Texte source »
● ● ● ●

Comme en tous les aspects de la
décadence, les États-Unis
détiennent, dans les pays dits développés,
le record de l'illettrisme.
En dehors des Universités de haut
niveau, où l'entretien d'un
étudiant coûte à sa famille de 20 000
à 30 000 dollars par an
pour la seule scolarité, en ce qui
concerne les masses « le système
d'éducation américain tombe en ruine », conclut le rapport
des spécialistes de l'Université de
Columbia (The global economy,
1990.) 40 % des jeunes américains qui
entrent dans les
Collèges (correspondant à
l'enseignement secondaire français)
reconnaissent qu'ils ne savent pas
lire correctement, 23
millions d'adultes (aux environ de 10
% de la population) sont
illettrés.

● ● ● ●

Consigne 1 » Recopiez à l'identique les enregistrements, de leur toute première ligne jusqu'à la ligne contenant "488, 845, 508]", celle-ci comprise.
Les enregistrements ci-après n'ont aucun lien avec le texte.

[Éléments répertoriés dans un jeu de données]
● ● ● ●

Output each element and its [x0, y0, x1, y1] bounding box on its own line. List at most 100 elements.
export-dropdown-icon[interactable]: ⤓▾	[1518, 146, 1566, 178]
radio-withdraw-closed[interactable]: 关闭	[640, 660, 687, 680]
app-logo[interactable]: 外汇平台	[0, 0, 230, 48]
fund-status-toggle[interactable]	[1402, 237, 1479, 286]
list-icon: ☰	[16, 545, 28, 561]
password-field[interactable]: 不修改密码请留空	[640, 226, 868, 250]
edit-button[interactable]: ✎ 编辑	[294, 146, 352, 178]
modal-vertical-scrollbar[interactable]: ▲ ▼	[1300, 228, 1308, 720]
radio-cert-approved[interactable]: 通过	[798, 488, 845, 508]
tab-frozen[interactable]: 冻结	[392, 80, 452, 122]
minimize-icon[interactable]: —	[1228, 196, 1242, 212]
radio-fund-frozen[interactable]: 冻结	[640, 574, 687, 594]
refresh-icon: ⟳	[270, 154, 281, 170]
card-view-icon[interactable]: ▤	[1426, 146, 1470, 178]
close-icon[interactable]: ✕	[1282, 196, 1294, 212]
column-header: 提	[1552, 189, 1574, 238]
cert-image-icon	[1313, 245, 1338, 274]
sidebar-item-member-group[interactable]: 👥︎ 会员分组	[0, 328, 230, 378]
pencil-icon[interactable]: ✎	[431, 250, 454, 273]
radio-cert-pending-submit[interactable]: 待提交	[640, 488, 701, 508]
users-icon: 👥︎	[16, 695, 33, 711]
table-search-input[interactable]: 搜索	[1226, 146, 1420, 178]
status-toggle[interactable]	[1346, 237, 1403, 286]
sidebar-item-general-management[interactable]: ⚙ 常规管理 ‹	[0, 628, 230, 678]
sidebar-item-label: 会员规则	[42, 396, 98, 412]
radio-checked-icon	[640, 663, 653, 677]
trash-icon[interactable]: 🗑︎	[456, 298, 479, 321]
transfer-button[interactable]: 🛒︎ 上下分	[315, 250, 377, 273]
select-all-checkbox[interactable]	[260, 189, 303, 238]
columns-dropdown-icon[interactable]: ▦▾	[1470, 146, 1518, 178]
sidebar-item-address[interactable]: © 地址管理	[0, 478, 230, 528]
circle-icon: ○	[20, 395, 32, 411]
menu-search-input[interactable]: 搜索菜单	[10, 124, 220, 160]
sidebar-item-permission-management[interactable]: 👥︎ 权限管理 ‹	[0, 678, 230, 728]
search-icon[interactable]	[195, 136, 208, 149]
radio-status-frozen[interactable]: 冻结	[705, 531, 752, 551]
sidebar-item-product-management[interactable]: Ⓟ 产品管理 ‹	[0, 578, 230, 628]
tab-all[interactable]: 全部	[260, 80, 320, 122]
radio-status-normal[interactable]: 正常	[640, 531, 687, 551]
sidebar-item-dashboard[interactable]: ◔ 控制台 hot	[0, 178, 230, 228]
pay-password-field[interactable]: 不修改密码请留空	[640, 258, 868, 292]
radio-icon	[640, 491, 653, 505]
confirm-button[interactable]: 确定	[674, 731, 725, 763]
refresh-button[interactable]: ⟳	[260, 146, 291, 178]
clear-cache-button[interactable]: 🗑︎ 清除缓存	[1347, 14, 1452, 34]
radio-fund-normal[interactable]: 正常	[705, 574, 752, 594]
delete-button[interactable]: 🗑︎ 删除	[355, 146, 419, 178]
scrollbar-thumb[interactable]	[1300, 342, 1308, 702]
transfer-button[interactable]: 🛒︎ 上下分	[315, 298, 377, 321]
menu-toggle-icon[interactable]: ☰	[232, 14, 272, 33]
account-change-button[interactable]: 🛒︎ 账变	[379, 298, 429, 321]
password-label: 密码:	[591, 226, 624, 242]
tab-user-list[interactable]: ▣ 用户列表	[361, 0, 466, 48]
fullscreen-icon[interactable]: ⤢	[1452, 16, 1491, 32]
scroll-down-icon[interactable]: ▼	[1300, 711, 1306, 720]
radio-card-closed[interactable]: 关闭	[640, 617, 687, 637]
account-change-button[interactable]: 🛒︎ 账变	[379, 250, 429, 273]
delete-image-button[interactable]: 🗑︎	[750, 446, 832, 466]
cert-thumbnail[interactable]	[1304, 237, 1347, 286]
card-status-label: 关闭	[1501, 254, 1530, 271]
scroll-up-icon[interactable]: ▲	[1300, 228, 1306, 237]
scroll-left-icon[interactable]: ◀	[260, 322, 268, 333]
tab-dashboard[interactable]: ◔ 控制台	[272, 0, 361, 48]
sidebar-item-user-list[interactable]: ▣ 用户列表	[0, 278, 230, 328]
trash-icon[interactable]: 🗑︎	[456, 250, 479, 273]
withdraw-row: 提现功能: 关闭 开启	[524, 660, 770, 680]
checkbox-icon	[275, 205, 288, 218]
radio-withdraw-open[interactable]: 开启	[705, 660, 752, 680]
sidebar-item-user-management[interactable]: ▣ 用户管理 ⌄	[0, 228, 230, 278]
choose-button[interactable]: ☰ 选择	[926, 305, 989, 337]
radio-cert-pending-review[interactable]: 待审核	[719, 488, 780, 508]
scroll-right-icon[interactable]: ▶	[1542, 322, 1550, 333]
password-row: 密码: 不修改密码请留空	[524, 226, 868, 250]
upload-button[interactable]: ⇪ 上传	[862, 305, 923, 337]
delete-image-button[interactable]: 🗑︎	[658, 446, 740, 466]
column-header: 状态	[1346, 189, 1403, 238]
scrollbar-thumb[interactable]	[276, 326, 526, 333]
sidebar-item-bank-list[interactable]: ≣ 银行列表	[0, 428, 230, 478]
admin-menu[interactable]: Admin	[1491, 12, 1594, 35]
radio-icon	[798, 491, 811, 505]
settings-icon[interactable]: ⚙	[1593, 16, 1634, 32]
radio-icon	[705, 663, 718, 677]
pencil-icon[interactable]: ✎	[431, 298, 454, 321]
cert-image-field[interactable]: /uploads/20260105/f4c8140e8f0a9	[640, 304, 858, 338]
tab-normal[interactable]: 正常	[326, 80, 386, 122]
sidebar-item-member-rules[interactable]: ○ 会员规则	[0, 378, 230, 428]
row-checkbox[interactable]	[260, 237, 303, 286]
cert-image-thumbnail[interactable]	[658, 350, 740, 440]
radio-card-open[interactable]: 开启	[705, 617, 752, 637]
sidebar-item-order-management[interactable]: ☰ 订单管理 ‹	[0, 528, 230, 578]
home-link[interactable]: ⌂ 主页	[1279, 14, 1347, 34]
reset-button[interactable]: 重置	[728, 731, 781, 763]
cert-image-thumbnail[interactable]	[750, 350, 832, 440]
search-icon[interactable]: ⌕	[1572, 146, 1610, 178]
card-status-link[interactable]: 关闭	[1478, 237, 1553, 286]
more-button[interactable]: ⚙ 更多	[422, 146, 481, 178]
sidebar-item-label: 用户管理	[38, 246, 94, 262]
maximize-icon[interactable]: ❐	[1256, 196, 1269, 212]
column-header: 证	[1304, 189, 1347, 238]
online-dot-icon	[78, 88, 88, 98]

● ● ● ●

Consigne 2 » Présentez sous forme de liste plus concise le paragraphe du texte commençant par « Comme en tous les aspects de la décadence », en conservant ses faits essentiels.

Corrigé 1 »
Output each element and its [x0, y0, x1, y1] bounding box on its own line. List at most 100 elements.
export-dropdown-icon[interactable]: ⤓▾	[1518, 146, 1566, 178]
radio-withdraw-closed[interactable]: 关闭	[640, 660, 687, 680]
app-logo[interactable]: 外汇平台	[0, 0, 230, 48]
fund-status-toggle[interactable]	[1402, 237, 1479, 286]
list-icon: ☰	[16, 545, 28, 561]
password-field[interactable]: 不修改密码请留空	[640, 226, 868, 250]
edit-button[interactable]: ✎ 编辑	[294, 146, 352, 178]
modal-vertical-scrollbar[interactable]: ▲ ▼	[1300, 228, 1308, 720]
radio-cert-approved[interactable]: 通过	[798, 488, 845, 508]

Corrigé 2 »
- Parmi les pays dits développés, les États-Unis détiennent le record de l'illettrisme.
- Hors des universités de haut niveau, où la seule scolarité coûte aux familles de 20 000 à 30 000 dollars par an, le système d'éducation destiné aux masses « tombe en ruine ». C'est la conclusion du rapport des spécialistes de l'Université de Columbia (The global economy, 1990).
- 40 % des jeunes Américains qui entrent dans les Collèges (l'équivalent de l'enseignement secondaire français) reconnaissent ne pas savoir lire correctement.
- 23 millions d'adultes, soit environ 10 % de la population, sont illettrés.